* **BRIEF**:
Count every line of the listing where the string "molality" occurs, and reply with the count alone.

* **RECORDS SHOWN**:
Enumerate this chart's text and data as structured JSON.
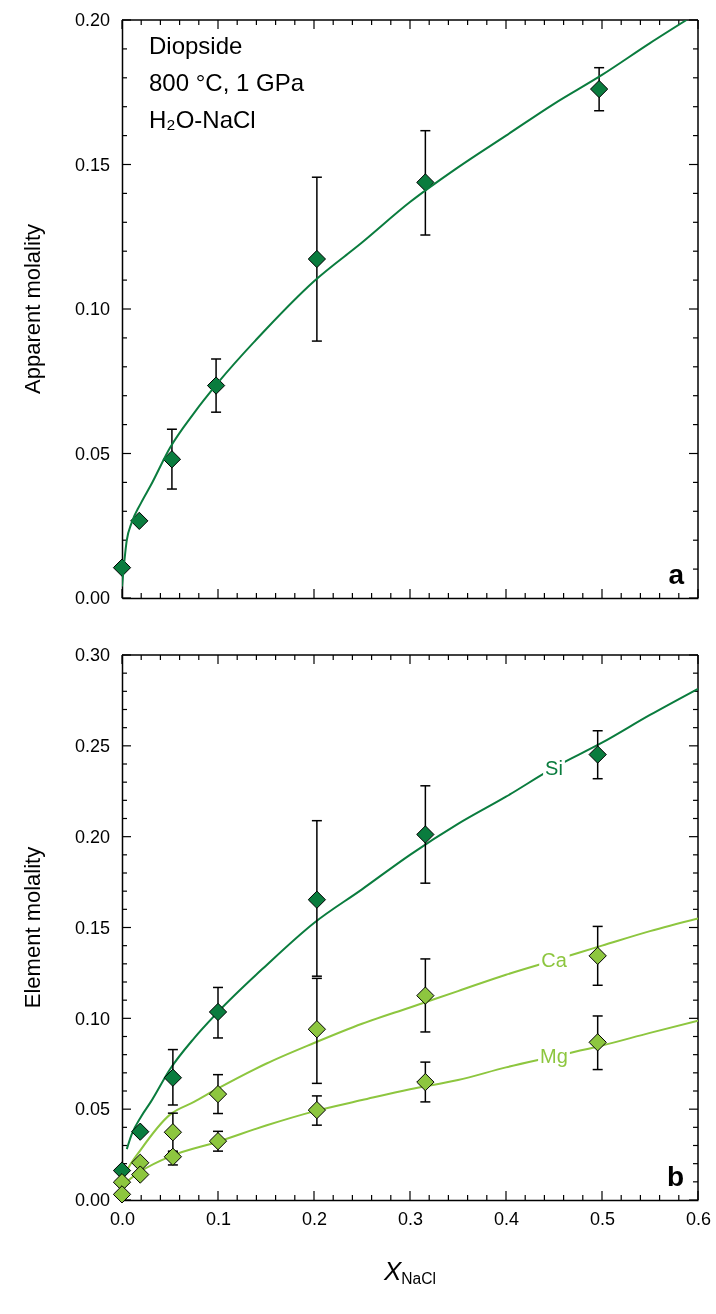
{
  "chart_data": [
    {
      "type": "scatter",
      "ylabel": "Apparent molality",
      "annotations": [
        "Diopside",
        "800 °C, 1 GPa",
        "H₂O-NaCl",
        "a"
      ],
      "xlim": [
        0,
        0.6
      ],
      "ylim": [
        0,
        0.2
      ],
      "xticks": [
        0,
        {
          "value": 0.02,
          "label": null
        },
        {
          "value": 0.04,
          "label": null
        },
        {
          "value": 0.06,
          "label": null
        },
        {
          "value": 0.08,
          "label": null
        },
        0.1,
        {
          "value": 0.12,
          "label": null
        },
        {
          "value": 0.14,
          "label": null
        },
        {
          "value": 0.16,
          "label": null
        },
        {
          "value": 0.18,
          "label": null
        },
        0.2,
        {
          "value": 0.22,
          "label": null
        },
        {
          "value": 0.24,
          "label": null
        },
        {
          "value": 0.26,
          "label": null
        },
        {
          "value": 0.28,
          "label": null
        },
        0.3,
        {
          "value": 0.32,
          "label": null
        },
        {
          "value": 0.34,
          "label": null
        },
        {
          "value": 0.36,
          "label": null
        },
        {
          "value": 0.38,
          "label": null
        },
        0.4,
        {
          "value": 0.42,
          "label": null
        },
        {
          "value": 0.44,
          "label": null
        },
        {
          "value": 0.46,
          "label": null
        },
        {
          "value": 0.48,
          "label": null
        },
        0.5,
        {
          "value": 0.52,
          "label": null
        },
        {
          "value": 0.54,
          "label": null
        },
        {
          "value": 0.56,
          "label": null
        },
        {
          "value": 0.58,
          "label": null
        },
        0.6
      ],
      "yticks": [
        {
          "value": 0,
          "label": "0.00"
        },
        {
          "value": 0.01,
          "label": null
        },
        {
          "value": 0.02,
          "label": null
        },
        {
          "value": 0.03,
          "label": null
        },
        {
          "value": 0.04,
          "label": null
        },
        {
          "value": 0.05,
          "label": "0.05"
        },
        {
          "value": 0.06,
          "label": null
        },
        {
          "value": 0.07,
          "label": null
        },
        {
          "value": 0.08,
          "label": null
        },
        {
          "value": 0.09,
          "label": null
        },
        {
          "value": 0.1,
          "label": "0.10"
        },
        {
          "value": 0.11,
          "label": null
        },
        {
          "value": 0.12,
          "label": null
        },
        {
          "value": 0.13,
          "label": null
        },
        {
          "value": 0.14,
          "label": null
        },
        {
          "value": 0.15,
          "label": "0.15"
        },
        {
          "value": 0.16,
          "label": null
        },
        {
          "value": 0.17,
          "label": null
        },
        {
          "value": 0.18,
          "label": null
        },
        {
          "value": 0.19,
          "label": null
        },
        {
          "value": 0.2,
          "label": "0.20"
        }
      ],
      "tick_labels": "y",
      "grid": false,
      "legend": false,
      "line_style": "solid",
      "series": [
        {
          "marker": "diamond",
          "color": "#0a7c3e",
          "x": [
            0,
            0.018,
            0.052,
            0.098,
            0.203,
            0.316,
            0.497
          ],
          "values": [
            0.0105,
            0.0267,
            0.048,
            0.0735,
            0.1173,
            0.1438,
            0.1761
          ],
          "errors": [
            null,
            null,
            [
              0.0377,
              0.0584
            ],
            [
              0.0643,
              0.0827
            ],
            [
              0.0889,
              0.1456
            ],
            [
              0.1256,
              0.1617
            ],
            [
              0.1686,
              0.1835
            ]
          ]
        },
        {
          "type": "line",
          "marker": "none",
          "color": "#0a7c3e",
          "x": [
            0,
            0.005,
            0.01,
            0.02,
            0.03,
            0.05,
            0.075,
            0.1,
            0.15,
            0.2,
            0.25,
            0.3,
            0.35,
            0.4,
            0.45,
            0.5,
            0.55,
            0.588
          ],
          "values": [
            0.004,
            0.02,
            0.026,
            0.033,
            0.039,
            0.052,
            0.064,
            0.0745,
            0.093,
            0.1096,
            0.123,
            0.137,
            0.149,
            0.16,
            0.171,
            0.181,
            0.192,
            0.2
          ]
        }
      ]
    },
    {
      "type": "scatter",
      "xlabel": "X$_{NaCl}$",
      "ylabel": "Element molality",
      "annotations": [
        "b"
      ],
      "xlim": [
        0,
        0.6
      ],
      "ylim": [
        0,
        0.3
      ],
      "xticks": [
        {
          "value": 0,
          "label": "0.0"
        },
        {
          "value": 0.02,
          "label": null
        },
        {
          "value": 0.04,
          "label": null
        },
        {
          "value": 0.06,
          "label": null
        },
        {
          "value": 0.08,
          "label": null
        },
        0.1,
        {
          "value": 0.12,
          "label": null
        },
        {
          "value": 0.14,
          "label": null
        },
        {
          "value": 0.16,
          "label": null
        },
        {
          "value": 0.18,
          "label": null
        },
        0.2,
        {
          "value": 0.22,
          "label": null
        },
        {
          "value": 0.24,
          "label": null
        },
        {
          "value": 0.26,
          "label": null
        },
        {
          "value": 0.28,
          "label": null
        },
        0.3,
        {
          "value": 0.32,
          "label": null
        },
        {
          "value": 0.34,
          "label": null
        },
        {
          "value": 0.36,
          "label": null
        },
        {
          "value": 0.38,
          "label": null
        },
        0.4,
        {
          "value": 0.42,
          "label": null
        },
        {
          "value": 0.44,
          "label": null
        },
        {
          "value": 0.46,
          "label": null
        },
        {
          "value": 0.48,
          "label": null
        },
        0.5,
        {
          "value": 0.52,
          "label": null
        },
        {
          "value": 0.54,
          "label": null
        },
        {
          "value": 0.56,
          "label": null
        },
        {
          "value": 0.58,
          "label": null
        },
        0.6
      ],
      "yticks": [
        {
          "value": 0,
          "label": "0.00"
        },
        {
          "value": 0.01,
          "label": null
        },
        {
          "value": 0.02,
          "label": null
        },
        {
          "value": 0.03,
          "label": null
        },
        {
          "value": 0.04,
          "label": null
        },
        {
          "value": 0.05,
          "label": "0.05"
        },
        {
          "value": 0.06,
          "label": null
        },
        {
          "value": 0.07,
          "label": null
        },
        {
          "value": 0.08,
          "label": null
        },
        {
          "value": 0.09,
          "label": null
        },
        {
          "value": 0.1,
          "label": "0.10"
        },
        {
          "value": 0.11,
          "label": null
        },
        {
          "value": 0.12,
          "label": null
        },
        {
          "value": 0.13,
          "label": null
        },
        {
          "value": 0.14,
          "label": null
        },
        {
          "value": 0.15,
          "label": "0.15"
        },
        {
          "value": 0.16,
          "label": null
        },
        {
          "value": 0.17,
          "label": null
        },
        {
          "value": 0.18,
          "label": null
        },
        {
          "value": 0.19,
          "label": null
        },
        {
          "value": 0.2,
          "label": "0.20"
        },
        {
          "value": 0.21,
          "label": null
        },
        {
          "value": 0.22,
          "label": null
        },
        {
          "value": 0.23,
          "label": null
        },
        {
          "value": 0.24,
          "label": null
        },
        {
          "value": 0.25,
          "label": "0.25"
        },
        {
          "value": 0.26,
          "label": null
        },
        {
          "value": 0.27,
          "label": null
        },
        {
          "value": 0.28,
          "label": null
        },
        {
          "value": 0.29,
          "label": null
        },
        {
          "value": 0.3,
          "label": "0.30"
        }
      ],
      "grid": false,
      "legend": false,
      "line_style": "solid",
      "series": [
        {
          "type": "line",
          "name": "Si",
          "marker": "none",
          "color": "#0a7c3e",
          "x": [
            0.005,
            0.01,
            0.02,
            0.03,
            0.05,
            0.075,
            0.1,
            0.15,
            0.2,
            0.25,
            0.3,
            0.35,
            0.4,
            0.45,
            0.5,
            0.55,
            0.6
          ],
          "values": [
            0.028,
            0.036,
            0.046,
            0.054,
            0.072,
            0.089,
            0.1035,
            0.129,
            0.1525,
            0.171,
            0.19,
            0.207,
            0.222,
            0.238,
            0.2517,
            0.267,
            0.2814
          ]
        },
        {
          "type": "line",
          "name": "Ca",
          "marker": "none",
          "color": "#8dc63f",
          "x": [
            0,
            0.005,
            0.02,
            0.05,
            0.075,
            0.1,
            0.15,
            0.2,
            0.25,
            0.3,
            0.35,
            0.4,
            0.45,
            0.5,
            0.55,
            0.6
          ],
          "values": [
            0.01,
            0.016,
            0.028,
            0.047,
            0.054,
            0.0614,
            0.075,
            0.0864,
            0.097,
            0.106,
            0.115,
            0.124,
            0.132,
            0.14,
            0.148,
            0.155
          ]
        },
        {
          "type": "line",
          "name": "Mg",
          "marker": "none",
          "color": "#8dc63f",
          "x": [
            0,
            0.02,
            0.05,
            0.1,
            0.15,
            0.2,
            0.25,
            0.3,
            0.35,
            0.4,
            0.45,
            0.5,
            0.55,
            0.6
          ],
          "values": [
            0.008,
            0.016,
            0.024,
            0.0321,
            0.041,
            0.0488,
            0.055,
            0.061,
            0.066,
            0.073,
            0.079,
            0.085,
            0.092,
            0.0987
          ]
        },
        {
          "marker": "diamond",
          "color": "#0a7c3e",
          "x": [
            0,
            0.019,
            0.053,
            0.1,
            0.203,
            0.316,
            0.4955
          ],
          "values": [
            0.0162,
            0.0376,
            0.0673,
            0.1035,
            0.1653,
            0.2012,
            0.2452
          ],
          "errors": [
            null,
            null,
            [
              0.0523,
              0.0828
            ],
            [
              0.0892,
              0.117
            ],
            [
              0.1232,
              0.2088
            ],
            [
              0.1744,
              0.228
            ],
            [
              0.2319,
              0.2583
            ]
          ]
        },
        {
          "marker": "diamond",
          "color": "#8dc63f",
          "x": [
            0,
            0.019,
            0.053,
            0.1,
            0.203,
            0.316,
            0.4955
          ],
          "values": [
            0.0098,
            0.0205,
            0.0373,
            0.0583,
            0.094,
            0.1125,
            0.1344
          ],
          "errors": [
            null,
            null,
            [
              0.0264,
              0.0478
            ],
            [
              0.0476,
              0.069
            ],
            [
              0.0642,
              0.122
            ],
            [
              0.0925,
              0.1327
            ],
            [
              0.1182,
              0.1506
            ]
          ]
        },
        {
          "marker": "diamond",
          "color": "#8dc63f",
          "x": [
            0,
            0.019,
            0.053,
            0.1,
            0.203,
            0.316,
            0.4955
          ],
          "values": [
            0.0031,
            0.014,
            0.0238,
            0.0324,
            0.0495,
            0.0649,
            0.0868
          ],
          "errors": [
            null,
            null,
            [
              0.0193,
              0.0269
            ],
            [
              0.0269,
              0.0378
            ],
            [
              0.0412,
              0.0573
            ],
            [
              0.054,
              0.0759
            ],
            [
              0.0718,
              0.1013
            ]
          ]
        }
      ]
    }
  ]
}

* **SOLVED PROBLEM**:
2